__Set task 1__.
Reproduce everything in the records from their first line down to the line that contains "data-point-212 [494, 350, 498, 354]", including both of those lines, with no changes.

__Document excerpt__.
/---

On the 14th, they held up a taxi driver in Sacramento and escaped after an exchange of gunfire with Sacramento police. On April 18, Harry J. Litzberg was killed by two men thought to be the fugitives during the robbery of his Sacramento store. Armed posses searched the swamps and river banks around Sacramento. On the 21st two holdups and carjackings in Sacramento were attributed to the two escapees.
Two days later, the wanted killers carjacked a man named F.R. Harlow and his four year-old daughter at 17th and Q streets in Sacramento, and forced him at gunpoint to drive them away. A small boy saw the crime and notified police officer Clyde Nunn who commandeered an automobile and took off after the robbers. As the officer’s car pulled abreast of the fleeing vehicle, Tanko fired into the car, hitting Officer Nunn. The fugitives drove on with the man and his daughter until the car ran out of gas, and then they fled then on foot. A massive manhunt was organized but somehow the wanted men managed to avoid capture.
It was almost a month later, on May 15, that Hall was arrested in a Sacramento rooming house by local police. It seems that Hall, who had split up with Tanko so as to call less attention to themselves as a pair, encountered a friend from San Quentin on the street and asked for his help. The friend put him up in a rooming house where Hall was told to sleep under the bed so he wouldn’t call attention to his presence.
The $1000 reward offered for the arrest of the killers of Litzberg and the shooters of Officer Nunn proved too attractive, however, and the friend tipped off the police to Hall’s whereabouts.
The focus of the search for Tanko soon switched to San Francisco. As in any major case, tips flooded in. Witnesses say they saw him on train to Oakland. He was also supposedly spotted on Montgomery and Market and at the Particular Lunch counter near Polk and Bush. Chief Daniel O’Brien issued orders to the district captains. “Tanko is believed to be in San Francisco. Order every patrolman to be on guard and to shoot to kill at the first sign of trouble,” the Chief commanded.
On May 18, it was reported that Tanko carjacked another driver, Chester Buntley at 3rd Avenue and Lincoln Way, and forced him at gunpoint to drive downtown. When they ran into a traffic jam at Kearny and Broadway, the man jumped out of the car and disappeared into North Beach. Buntley drove to Central Station a few blocks away at 641 Washington Street where he identified Tanko as his kidnapper from photographs, and the fact that his abductor had an Italian accent.
On the 24th, Chief O’Brien received a post card, presumably from Tanko, claiming that he was heading south to dispose of his half-brother Frank who had assisted police with their prosecution for the murder of Chief Meehan.
In fact, Tanko was probably nowhere near San Francisco at the time. It later turned out that Tanko, after separating from Hall, hid out for several days in a Chinese den in Sacramento before heading for Colorado where he had lived previously and had spent time in the reformatory. In Colorado, he later told criminal accomplices, he sustained himself by robbery.
But for some unexplained reason, Tanko did return to San Francisco in late 1926. Perhaps on some level he wanted to be caught, for he was well known on sight to city detectives from the months he had spent in city prison awaiting trial for the killing of Chief Meehan. He holed up at “Creepy” Wilson’s place on McAllister Street where he spent his time playing penny-ante poker and going out at night to attend the movies.

\---

__Data section__.
/---

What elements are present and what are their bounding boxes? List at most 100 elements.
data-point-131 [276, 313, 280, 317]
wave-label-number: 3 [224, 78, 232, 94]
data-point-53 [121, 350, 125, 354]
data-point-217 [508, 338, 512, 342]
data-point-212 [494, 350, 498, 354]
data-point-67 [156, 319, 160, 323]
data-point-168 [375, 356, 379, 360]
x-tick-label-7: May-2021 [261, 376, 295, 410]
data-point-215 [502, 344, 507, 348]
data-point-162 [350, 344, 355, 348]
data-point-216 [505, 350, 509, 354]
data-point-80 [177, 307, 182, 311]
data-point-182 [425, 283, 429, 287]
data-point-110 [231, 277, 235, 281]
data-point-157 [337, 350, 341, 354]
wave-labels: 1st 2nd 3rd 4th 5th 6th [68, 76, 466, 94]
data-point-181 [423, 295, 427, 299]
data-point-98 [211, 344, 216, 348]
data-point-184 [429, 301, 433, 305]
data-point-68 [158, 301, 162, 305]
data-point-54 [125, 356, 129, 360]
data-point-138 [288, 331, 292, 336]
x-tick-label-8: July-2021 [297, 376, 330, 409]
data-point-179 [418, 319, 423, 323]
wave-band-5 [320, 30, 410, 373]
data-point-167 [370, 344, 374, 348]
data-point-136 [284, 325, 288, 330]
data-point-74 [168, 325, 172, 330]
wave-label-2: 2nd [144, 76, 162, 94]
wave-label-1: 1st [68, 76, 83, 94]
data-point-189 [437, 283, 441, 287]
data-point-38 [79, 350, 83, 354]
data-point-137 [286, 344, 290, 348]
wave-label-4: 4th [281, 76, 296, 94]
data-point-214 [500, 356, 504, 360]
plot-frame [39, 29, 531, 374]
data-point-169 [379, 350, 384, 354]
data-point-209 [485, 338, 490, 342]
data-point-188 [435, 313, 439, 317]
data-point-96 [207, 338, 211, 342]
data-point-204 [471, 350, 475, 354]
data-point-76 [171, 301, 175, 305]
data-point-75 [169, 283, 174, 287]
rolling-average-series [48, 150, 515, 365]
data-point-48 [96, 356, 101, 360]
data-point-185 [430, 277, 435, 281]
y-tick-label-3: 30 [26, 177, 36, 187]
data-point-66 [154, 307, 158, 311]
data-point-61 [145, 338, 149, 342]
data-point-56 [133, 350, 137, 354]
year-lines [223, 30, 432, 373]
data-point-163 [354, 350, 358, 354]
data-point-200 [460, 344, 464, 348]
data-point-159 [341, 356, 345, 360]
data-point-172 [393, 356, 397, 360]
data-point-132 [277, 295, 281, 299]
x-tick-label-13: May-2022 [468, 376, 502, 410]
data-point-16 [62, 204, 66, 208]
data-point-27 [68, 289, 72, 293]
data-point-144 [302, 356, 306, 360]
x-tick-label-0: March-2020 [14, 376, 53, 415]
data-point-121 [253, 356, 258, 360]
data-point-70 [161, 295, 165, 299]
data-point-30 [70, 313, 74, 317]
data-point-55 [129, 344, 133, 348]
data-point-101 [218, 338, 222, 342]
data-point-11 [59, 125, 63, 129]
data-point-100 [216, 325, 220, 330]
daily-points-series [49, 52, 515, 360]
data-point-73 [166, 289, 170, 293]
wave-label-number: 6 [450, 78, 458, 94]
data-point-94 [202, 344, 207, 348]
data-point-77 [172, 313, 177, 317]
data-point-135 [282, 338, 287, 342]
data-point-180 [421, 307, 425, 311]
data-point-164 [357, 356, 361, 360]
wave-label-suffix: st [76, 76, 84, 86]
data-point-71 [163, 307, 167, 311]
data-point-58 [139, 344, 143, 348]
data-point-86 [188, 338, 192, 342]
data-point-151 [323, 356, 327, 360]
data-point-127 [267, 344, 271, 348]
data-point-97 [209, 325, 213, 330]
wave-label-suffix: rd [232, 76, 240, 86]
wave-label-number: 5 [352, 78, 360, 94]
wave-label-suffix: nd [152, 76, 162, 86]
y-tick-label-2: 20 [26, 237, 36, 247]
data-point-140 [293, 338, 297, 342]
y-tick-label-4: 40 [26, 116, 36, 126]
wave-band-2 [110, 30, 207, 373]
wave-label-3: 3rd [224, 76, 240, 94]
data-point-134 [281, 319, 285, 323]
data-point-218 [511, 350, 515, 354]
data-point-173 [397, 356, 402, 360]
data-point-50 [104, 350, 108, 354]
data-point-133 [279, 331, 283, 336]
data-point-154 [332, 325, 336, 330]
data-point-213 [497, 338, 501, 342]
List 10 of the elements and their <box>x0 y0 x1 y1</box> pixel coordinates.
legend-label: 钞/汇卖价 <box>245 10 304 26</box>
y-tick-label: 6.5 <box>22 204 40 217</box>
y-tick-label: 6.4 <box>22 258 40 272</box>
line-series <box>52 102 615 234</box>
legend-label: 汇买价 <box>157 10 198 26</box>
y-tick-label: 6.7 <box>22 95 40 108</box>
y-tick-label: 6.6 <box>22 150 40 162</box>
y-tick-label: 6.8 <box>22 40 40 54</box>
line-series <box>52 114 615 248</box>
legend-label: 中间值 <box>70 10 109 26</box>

\---

__Set task 2__.
Write out, word for word, everything in the account of the manhunt for Tanko from "On May 18, it" down to "an Italian accent.", including both ends.

__Task result 1__.
What elements are present and what are their bounding boxes? List at most 100 elements.
data-point-131 [276, 313, 280, 317]
wave-label-number: 3 [224, 78, 232, 94]
data-point-53 [121, 350, 125, 354]
data-point-217 [508, 338, 512, 342]
data-point-212 [494, 350, 498, 354]

__Task result 2__.
On May 18, it was reported that Tanko carjacked another driver, Chester Buntley at 3rd Avenue and Lincoln Way, and forced him at gunpoint to drive downtown. When they ran into a traffic jam at Kearny and Broadway, the man jumped out of the car and disappeared into North Beach. Buntley drove to Central Station a few blocks away at 641 Washington Street where he identified Tanko as his kidnapper from photographs, and the fact that his abductor had an Italian accent.